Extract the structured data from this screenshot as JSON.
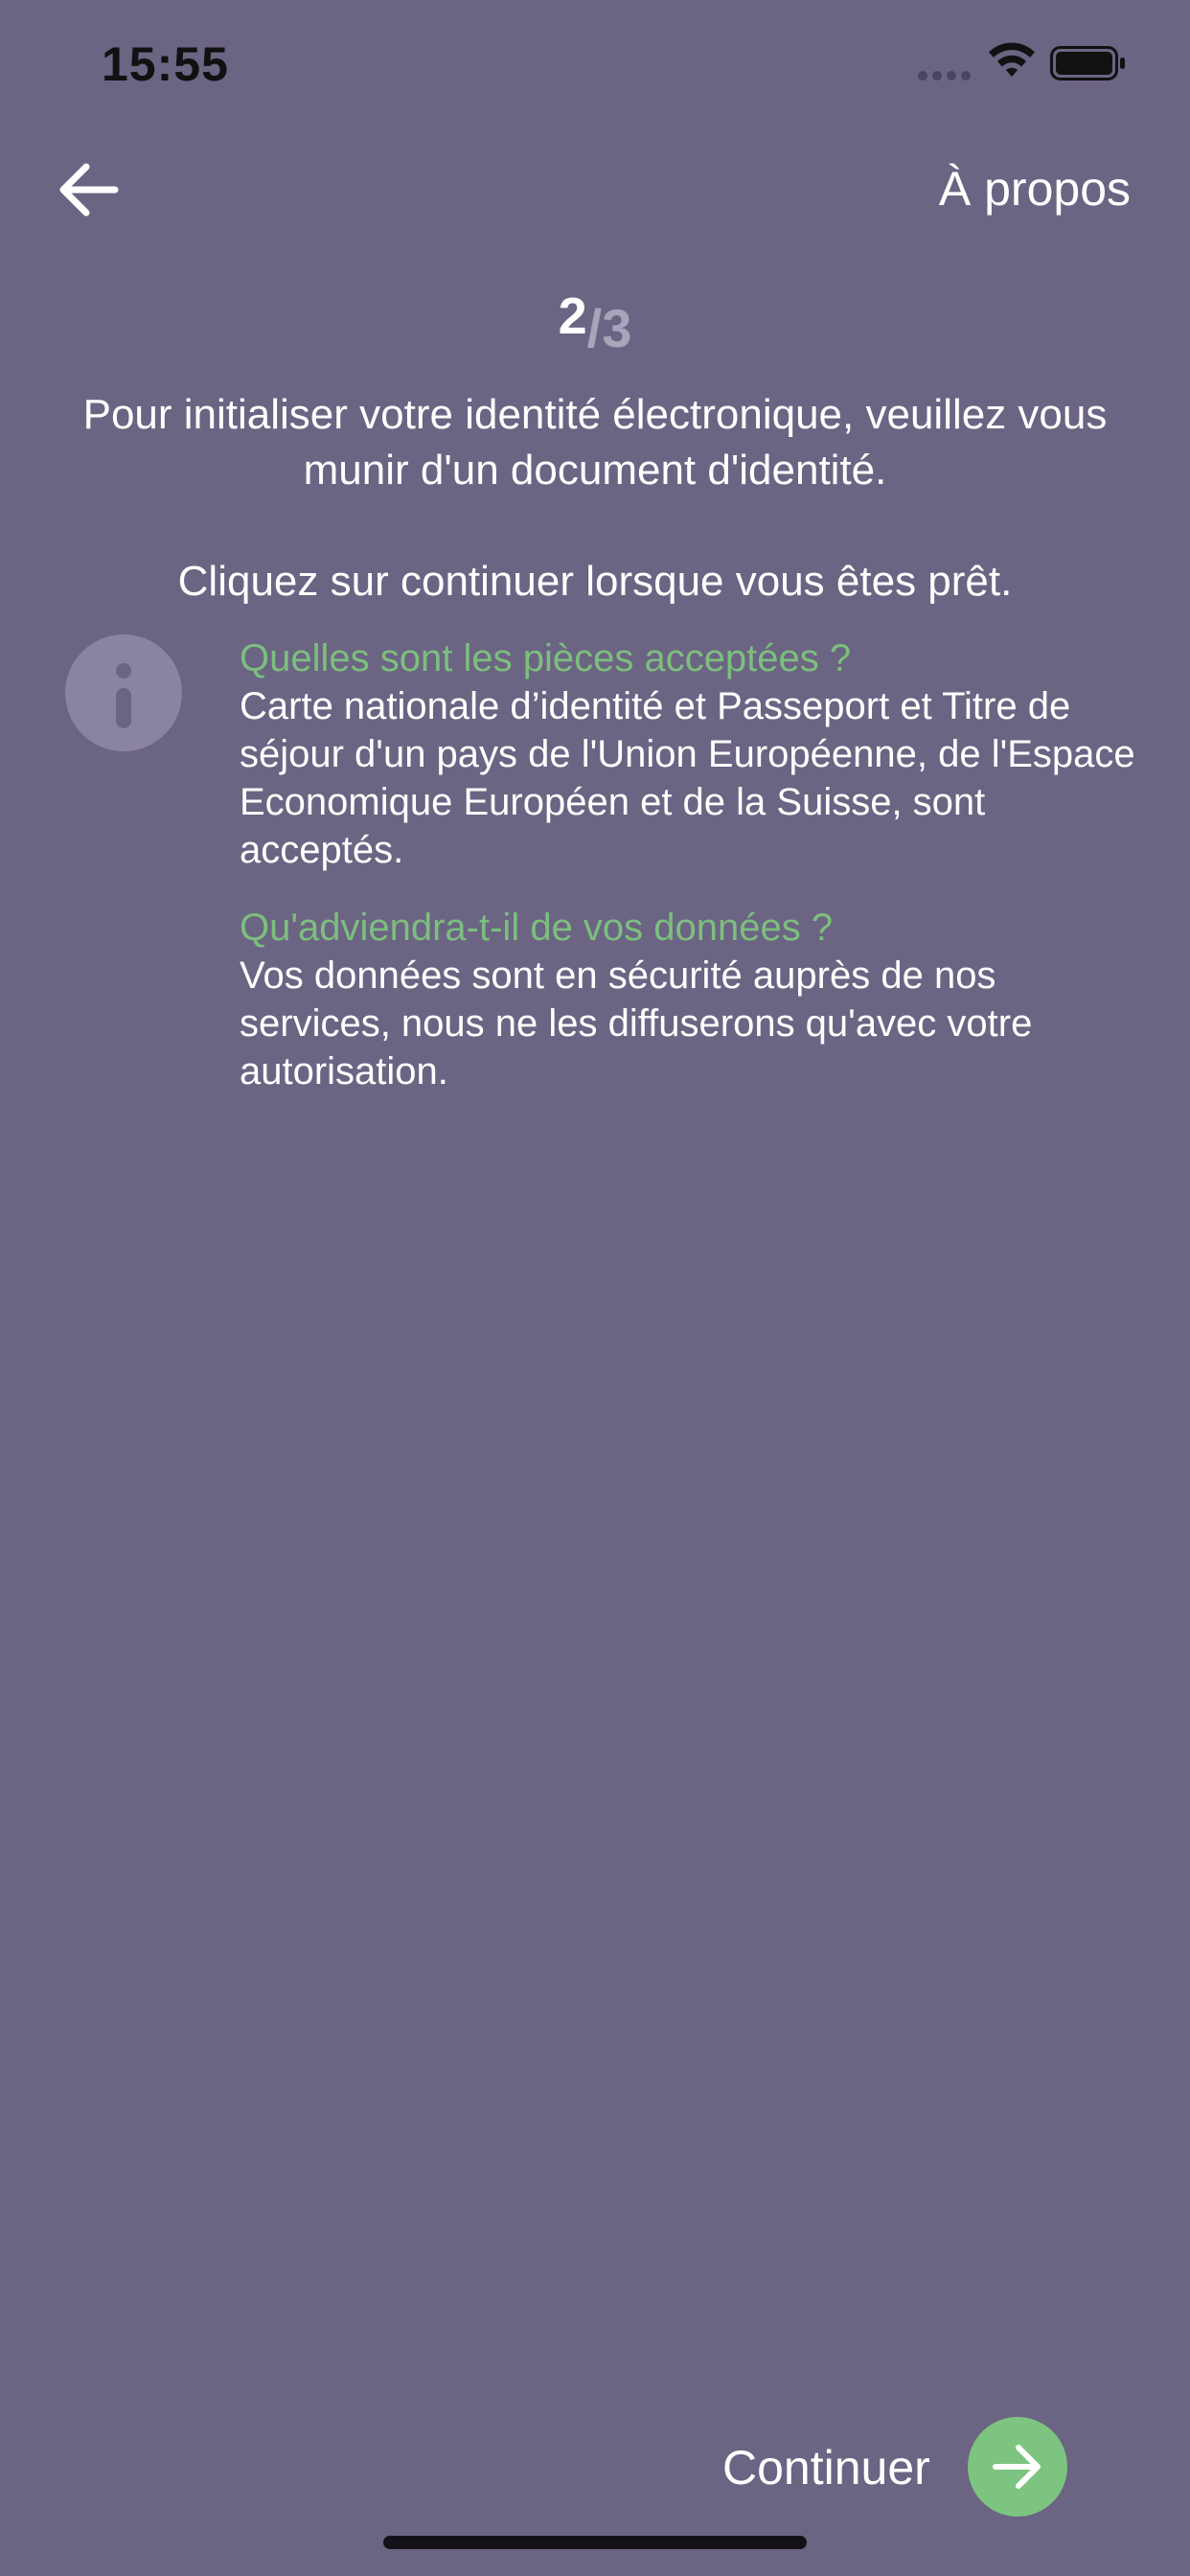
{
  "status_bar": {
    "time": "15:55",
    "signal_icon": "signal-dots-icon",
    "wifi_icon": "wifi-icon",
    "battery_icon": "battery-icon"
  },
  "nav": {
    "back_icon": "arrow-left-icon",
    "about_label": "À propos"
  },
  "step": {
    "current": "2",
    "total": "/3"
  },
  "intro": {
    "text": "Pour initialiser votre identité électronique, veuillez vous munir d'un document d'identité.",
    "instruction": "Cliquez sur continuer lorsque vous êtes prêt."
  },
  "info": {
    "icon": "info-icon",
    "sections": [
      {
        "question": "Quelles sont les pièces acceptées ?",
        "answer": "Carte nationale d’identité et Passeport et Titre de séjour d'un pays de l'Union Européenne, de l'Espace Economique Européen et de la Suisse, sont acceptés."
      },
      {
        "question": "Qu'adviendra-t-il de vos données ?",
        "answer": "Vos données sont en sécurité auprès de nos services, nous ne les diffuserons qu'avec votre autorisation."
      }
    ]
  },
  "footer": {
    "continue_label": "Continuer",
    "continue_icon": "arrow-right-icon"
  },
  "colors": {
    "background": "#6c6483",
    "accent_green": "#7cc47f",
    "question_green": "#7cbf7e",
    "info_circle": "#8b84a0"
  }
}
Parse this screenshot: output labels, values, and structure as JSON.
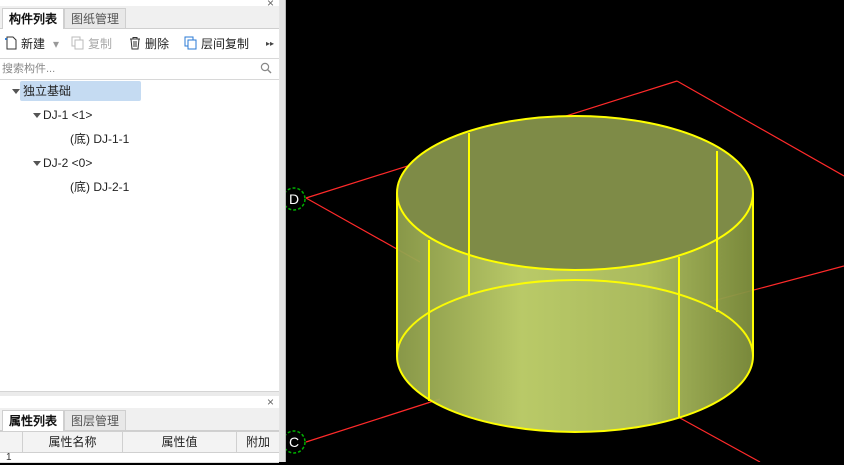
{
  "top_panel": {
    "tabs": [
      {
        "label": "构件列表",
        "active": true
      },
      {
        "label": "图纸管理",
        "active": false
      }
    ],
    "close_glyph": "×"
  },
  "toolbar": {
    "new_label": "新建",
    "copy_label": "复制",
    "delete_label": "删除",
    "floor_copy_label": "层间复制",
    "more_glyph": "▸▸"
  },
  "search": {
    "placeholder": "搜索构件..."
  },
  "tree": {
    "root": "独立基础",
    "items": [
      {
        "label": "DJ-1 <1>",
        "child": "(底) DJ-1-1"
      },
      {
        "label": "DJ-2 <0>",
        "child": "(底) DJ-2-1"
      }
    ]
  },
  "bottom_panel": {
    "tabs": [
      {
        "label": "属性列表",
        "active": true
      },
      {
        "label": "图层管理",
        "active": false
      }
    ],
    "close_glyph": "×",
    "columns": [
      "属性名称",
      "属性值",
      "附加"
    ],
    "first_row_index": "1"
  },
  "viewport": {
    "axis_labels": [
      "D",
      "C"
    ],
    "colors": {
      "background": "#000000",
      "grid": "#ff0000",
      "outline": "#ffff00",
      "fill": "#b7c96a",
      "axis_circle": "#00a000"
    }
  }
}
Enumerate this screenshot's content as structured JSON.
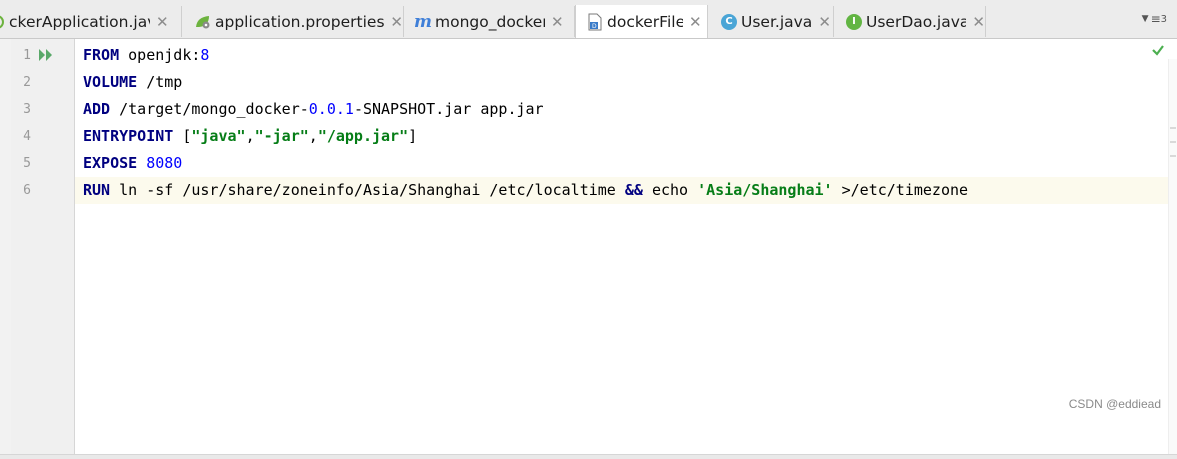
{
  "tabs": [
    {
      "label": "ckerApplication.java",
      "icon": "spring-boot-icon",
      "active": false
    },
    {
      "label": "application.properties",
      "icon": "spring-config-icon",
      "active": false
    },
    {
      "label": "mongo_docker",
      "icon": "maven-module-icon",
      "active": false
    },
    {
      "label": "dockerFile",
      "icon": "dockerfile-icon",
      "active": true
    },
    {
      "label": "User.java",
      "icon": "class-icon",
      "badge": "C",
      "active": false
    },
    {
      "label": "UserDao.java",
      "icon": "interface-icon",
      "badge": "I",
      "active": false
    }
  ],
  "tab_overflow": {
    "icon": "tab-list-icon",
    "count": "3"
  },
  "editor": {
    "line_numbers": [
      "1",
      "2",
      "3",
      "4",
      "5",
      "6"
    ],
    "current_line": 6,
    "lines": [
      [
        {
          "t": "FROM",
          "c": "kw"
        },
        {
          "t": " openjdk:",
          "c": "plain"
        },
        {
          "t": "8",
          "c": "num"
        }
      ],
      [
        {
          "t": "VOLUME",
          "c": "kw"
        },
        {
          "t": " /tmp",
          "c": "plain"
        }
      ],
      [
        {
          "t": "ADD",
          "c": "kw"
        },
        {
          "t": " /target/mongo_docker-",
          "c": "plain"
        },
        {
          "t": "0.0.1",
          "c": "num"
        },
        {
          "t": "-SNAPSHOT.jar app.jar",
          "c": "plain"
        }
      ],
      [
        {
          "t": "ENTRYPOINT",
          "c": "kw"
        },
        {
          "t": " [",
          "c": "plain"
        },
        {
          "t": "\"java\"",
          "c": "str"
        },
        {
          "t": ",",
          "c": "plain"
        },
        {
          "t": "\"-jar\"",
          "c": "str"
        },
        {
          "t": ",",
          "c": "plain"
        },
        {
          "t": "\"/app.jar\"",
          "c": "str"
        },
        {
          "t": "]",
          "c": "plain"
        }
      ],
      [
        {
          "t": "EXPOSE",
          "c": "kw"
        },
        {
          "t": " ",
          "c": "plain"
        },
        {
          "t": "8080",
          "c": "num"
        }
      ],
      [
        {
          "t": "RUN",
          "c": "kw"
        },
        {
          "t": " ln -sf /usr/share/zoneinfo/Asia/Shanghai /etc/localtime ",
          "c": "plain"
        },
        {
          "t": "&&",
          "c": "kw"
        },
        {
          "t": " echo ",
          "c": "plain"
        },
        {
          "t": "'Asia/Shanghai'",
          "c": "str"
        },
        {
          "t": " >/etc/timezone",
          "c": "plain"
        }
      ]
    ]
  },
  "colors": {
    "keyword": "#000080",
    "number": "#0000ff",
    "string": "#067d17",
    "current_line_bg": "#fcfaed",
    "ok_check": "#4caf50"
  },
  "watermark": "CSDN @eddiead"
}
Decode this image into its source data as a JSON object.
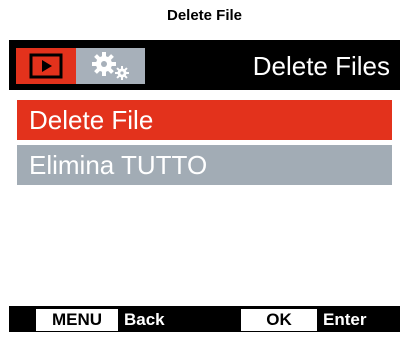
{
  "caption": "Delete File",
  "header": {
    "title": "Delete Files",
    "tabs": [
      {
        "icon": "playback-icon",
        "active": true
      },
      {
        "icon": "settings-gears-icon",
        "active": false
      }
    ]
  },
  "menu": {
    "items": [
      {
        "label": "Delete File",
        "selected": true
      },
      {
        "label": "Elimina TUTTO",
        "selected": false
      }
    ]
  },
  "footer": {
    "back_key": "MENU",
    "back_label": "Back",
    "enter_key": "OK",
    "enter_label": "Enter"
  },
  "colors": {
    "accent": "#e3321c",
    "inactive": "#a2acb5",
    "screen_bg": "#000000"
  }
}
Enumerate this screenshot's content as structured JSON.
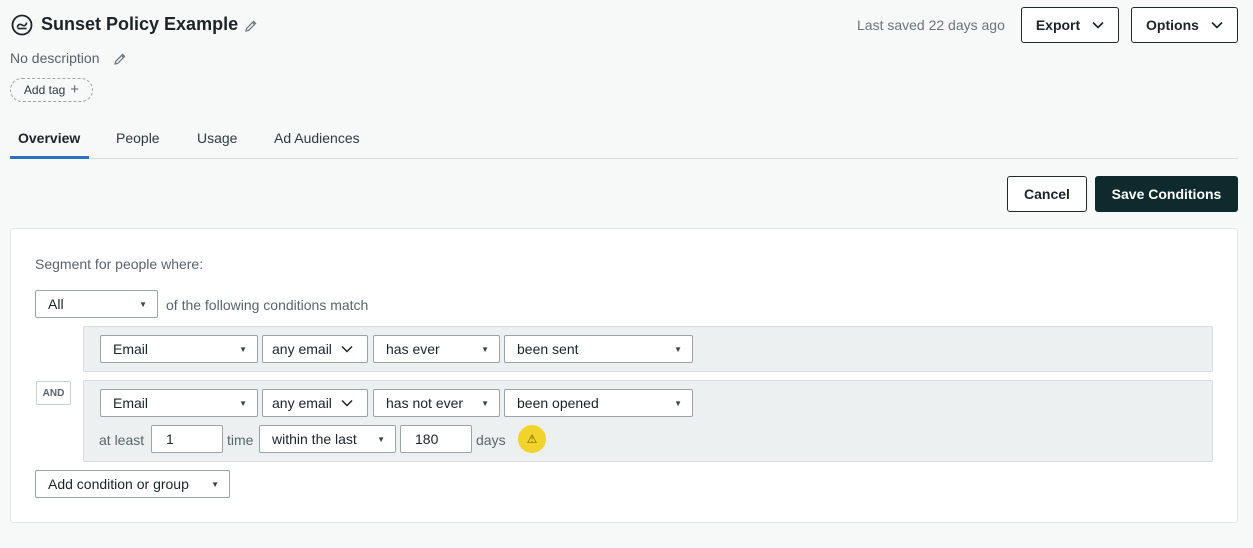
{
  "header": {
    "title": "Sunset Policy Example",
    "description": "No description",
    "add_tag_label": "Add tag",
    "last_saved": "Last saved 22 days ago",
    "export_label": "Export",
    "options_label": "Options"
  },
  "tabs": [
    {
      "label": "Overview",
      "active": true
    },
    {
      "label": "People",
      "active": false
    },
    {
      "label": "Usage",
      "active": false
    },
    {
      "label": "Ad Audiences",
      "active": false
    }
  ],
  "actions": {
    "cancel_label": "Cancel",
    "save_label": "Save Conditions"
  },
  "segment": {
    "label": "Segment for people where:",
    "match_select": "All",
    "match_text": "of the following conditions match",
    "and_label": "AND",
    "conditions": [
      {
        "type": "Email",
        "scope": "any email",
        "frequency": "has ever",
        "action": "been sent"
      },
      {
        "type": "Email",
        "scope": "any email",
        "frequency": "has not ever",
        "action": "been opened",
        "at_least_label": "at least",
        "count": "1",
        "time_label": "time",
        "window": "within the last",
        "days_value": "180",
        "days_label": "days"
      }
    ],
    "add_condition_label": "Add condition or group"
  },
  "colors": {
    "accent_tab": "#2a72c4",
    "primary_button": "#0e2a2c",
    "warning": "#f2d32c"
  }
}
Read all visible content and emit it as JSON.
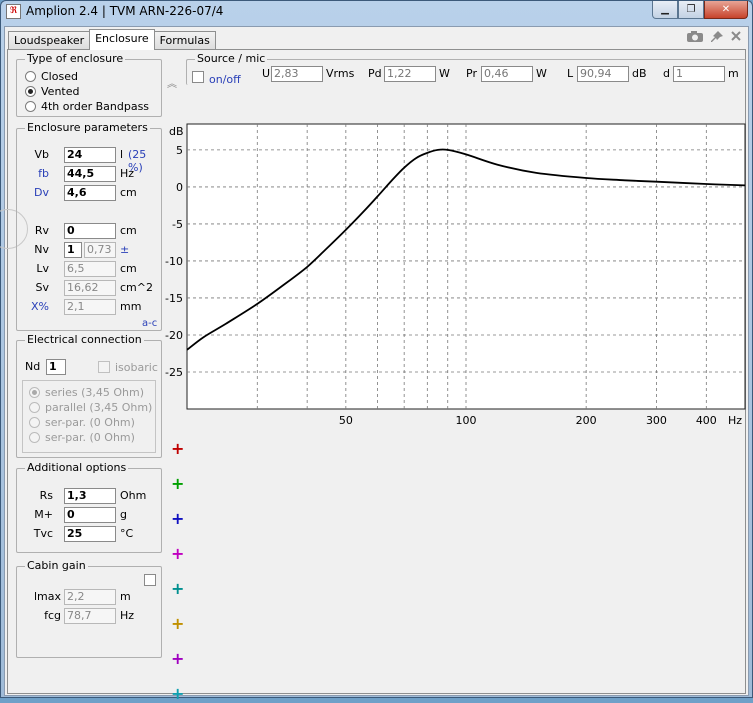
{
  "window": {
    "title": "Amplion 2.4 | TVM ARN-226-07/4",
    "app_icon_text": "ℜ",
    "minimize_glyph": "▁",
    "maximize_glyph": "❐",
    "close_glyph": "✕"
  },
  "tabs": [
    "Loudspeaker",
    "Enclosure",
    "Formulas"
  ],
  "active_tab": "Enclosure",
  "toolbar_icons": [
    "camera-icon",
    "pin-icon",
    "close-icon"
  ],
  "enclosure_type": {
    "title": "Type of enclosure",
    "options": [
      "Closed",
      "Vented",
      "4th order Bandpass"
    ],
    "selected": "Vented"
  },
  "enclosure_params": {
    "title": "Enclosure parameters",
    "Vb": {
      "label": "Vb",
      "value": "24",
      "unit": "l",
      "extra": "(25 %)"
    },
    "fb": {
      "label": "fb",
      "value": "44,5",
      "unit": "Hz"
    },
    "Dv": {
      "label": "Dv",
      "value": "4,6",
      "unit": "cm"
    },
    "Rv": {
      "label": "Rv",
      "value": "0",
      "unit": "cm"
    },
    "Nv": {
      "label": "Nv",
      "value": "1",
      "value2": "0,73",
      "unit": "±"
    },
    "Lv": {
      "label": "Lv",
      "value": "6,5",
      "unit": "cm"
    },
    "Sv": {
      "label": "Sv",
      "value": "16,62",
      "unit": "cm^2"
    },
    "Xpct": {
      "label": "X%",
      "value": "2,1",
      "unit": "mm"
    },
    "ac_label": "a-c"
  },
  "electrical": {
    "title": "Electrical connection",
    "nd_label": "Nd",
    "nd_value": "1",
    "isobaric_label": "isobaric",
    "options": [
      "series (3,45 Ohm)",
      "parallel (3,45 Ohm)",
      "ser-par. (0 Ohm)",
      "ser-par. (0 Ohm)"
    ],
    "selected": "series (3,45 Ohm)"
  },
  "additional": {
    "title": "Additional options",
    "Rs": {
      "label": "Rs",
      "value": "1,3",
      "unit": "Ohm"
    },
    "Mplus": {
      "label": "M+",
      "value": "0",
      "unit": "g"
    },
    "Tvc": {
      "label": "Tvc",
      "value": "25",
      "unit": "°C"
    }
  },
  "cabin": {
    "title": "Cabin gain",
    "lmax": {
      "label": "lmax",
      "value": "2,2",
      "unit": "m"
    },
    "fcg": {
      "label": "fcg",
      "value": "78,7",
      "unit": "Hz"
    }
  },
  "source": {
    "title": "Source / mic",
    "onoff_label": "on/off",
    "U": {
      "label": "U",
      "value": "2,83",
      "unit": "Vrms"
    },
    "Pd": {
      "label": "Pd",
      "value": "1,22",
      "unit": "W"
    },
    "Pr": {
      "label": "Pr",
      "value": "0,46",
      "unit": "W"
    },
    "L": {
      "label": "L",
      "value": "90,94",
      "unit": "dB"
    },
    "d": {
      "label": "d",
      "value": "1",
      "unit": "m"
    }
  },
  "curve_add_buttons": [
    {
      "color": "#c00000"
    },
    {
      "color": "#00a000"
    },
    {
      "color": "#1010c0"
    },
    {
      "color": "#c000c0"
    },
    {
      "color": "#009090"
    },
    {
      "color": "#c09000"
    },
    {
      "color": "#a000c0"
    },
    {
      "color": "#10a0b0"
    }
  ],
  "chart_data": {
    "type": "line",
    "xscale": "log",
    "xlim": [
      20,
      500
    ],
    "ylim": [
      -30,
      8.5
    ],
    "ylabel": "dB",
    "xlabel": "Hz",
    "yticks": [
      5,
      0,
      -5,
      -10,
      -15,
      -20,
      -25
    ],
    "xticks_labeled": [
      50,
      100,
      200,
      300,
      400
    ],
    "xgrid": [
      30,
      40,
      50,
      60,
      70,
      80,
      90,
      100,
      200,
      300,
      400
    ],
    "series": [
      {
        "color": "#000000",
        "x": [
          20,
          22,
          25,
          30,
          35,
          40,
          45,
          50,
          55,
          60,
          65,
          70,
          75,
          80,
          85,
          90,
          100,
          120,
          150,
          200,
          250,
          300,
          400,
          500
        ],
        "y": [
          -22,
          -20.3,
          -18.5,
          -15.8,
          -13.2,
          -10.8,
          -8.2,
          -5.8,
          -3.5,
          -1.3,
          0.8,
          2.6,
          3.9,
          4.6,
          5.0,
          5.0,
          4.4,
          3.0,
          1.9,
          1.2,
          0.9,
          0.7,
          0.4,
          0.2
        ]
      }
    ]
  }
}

--

EXERCISE >> Count every line of the material above that holds the string "votre", then state only the total.

ANSWER TO THIS TASK >> 2